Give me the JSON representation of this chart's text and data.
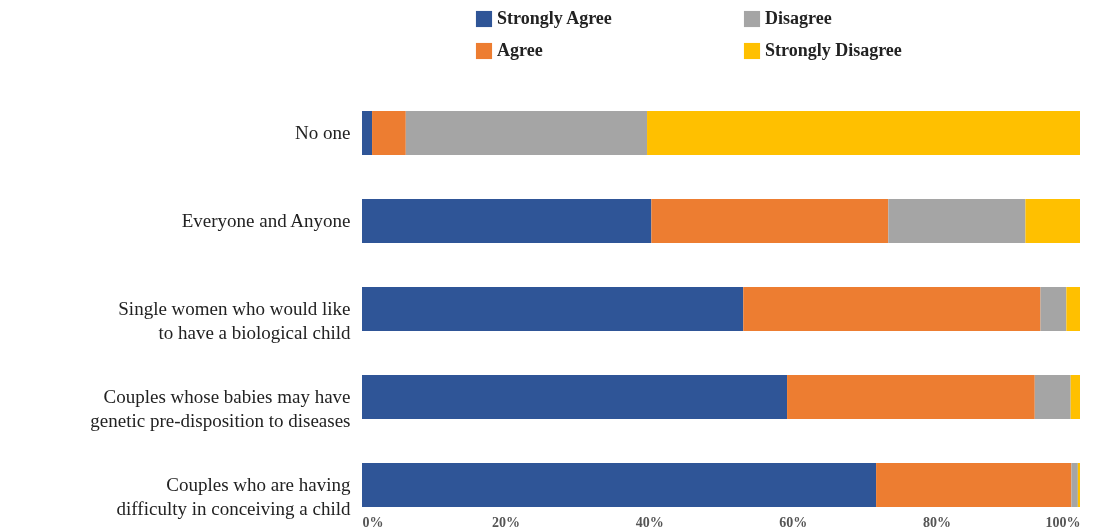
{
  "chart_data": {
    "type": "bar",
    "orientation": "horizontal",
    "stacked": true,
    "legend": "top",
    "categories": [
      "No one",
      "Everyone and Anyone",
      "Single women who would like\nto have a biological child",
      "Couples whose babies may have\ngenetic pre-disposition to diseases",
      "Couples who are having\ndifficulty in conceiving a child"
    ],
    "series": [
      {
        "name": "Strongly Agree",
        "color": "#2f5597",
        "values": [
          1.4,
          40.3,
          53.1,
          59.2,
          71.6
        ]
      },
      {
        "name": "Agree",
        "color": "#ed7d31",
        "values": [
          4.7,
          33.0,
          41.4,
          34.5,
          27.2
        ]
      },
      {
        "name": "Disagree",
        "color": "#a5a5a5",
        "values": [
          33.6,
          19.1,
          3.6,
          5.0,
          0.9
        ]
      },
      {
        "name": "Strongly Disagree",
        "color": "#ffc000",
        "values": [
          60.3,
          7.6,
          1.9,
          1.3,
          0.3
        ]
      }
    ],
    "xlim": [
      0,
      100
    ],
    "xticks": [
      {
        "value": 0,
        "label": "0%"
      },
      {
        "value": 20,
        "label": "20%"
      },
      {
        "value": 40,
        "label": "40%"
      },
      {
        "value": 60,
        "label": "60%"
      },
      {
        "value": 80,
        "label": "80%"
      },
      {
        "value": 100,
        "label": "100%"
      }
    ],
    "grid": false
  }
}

--

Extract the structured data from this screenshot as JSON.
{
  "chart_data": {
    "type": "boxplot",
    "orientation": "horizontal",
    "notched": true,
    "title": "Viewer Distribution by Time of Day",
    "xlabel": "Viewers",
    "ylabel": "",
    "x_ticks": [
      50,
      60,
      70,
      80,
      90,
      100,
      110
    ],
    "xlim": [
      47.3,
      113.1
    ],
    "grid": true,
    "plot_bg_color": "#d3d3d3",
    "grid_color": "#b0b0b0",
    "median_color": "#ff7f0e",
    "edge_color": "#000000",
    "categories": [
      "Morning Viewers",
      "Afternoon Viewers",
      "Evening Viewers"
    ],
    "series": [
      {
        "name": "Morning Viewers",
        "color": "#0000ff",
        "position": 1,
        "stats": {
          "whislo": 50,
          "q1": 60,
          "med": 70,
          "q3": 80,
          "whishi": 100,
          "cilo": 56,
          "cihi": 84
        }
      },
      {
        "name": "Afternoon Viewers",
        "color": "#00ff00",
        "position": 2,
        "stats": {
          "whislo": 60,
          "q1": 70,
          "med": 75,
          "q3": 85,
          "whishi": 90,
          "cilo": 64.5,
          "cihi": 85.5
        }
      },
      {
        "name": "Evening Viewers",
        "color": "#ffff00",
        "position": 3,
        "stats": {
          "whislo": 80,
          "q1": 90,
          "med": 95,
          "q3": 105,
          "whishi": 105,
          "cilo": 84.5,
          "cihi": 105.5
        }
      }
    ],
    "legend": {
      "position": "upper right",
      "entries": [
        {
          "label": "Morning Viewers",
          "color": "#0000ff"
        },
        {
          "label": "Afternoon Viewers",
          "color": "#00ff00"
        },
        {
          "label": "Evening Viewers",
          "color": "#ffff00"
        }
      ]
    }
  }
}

--

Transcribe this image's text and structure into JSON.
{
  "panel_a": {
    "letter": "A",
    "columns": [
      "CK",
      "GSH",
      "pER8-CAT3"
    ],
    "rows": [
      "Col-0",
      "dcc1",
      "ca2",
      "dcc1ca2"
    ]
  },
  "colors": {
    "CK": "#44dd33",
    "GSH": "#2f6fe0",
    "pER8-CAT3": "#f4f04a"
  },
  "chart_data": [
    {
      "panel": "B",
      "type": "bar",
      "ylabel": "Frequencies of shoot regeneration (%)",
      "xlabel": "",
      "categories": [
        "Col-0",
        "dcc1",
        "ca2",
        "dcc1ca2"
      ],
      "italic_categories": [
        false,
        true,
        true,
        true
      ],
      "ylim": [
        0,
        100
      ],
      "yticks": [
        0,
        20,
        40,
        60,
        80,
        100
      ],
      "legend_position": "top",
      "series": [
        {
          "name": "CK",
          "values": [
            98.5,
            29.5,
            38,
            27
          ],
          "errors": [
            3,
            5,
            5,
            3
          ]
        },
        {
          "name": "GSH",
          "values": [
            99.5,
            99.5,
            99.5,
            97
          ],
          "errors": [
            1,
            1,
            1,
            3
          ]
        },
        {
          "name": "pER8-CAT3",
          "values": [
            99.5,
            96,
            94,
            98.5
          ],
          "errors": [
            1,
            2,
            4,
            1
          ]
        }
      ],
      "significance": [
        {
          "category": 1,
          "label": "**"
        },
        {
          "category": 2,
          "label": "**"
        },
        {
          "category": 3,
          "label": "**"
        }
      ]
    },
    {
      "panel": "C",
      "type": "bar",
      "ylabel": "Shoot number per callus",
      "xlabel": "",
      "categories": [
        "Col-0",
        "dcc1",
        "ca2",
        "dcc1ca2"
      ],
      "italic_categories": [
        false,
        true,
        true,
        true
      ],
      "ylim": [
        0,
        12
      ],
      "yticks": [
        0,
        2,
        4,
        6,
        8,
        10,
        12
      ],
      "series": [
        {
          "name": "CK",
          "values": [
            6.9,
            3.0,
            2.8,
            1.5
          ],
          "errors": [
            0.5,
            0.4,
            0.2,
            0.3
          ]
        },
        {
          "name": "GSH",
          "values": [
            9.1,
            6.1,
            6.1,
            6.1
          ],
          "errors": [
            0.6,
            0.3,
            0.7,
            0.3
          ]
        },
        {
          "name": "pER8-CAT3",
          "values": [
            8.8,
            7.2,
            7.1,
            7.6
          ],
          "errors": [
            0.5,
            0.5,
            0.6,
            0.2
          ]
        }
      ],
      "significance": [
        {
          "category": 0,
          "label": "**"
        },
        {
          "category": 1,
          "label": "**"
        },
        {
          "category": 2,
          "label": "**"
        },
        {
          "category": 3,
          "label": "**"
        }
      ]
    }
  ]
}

▶ AIM OF THE TASK
Write out every line of the preceding listing that contains "child".

▶ ANSWER TO THE PROBLEM
      "Single women who would like\nto have a biological child",
      "Couples who are having\ndifficulty in conceiving a child"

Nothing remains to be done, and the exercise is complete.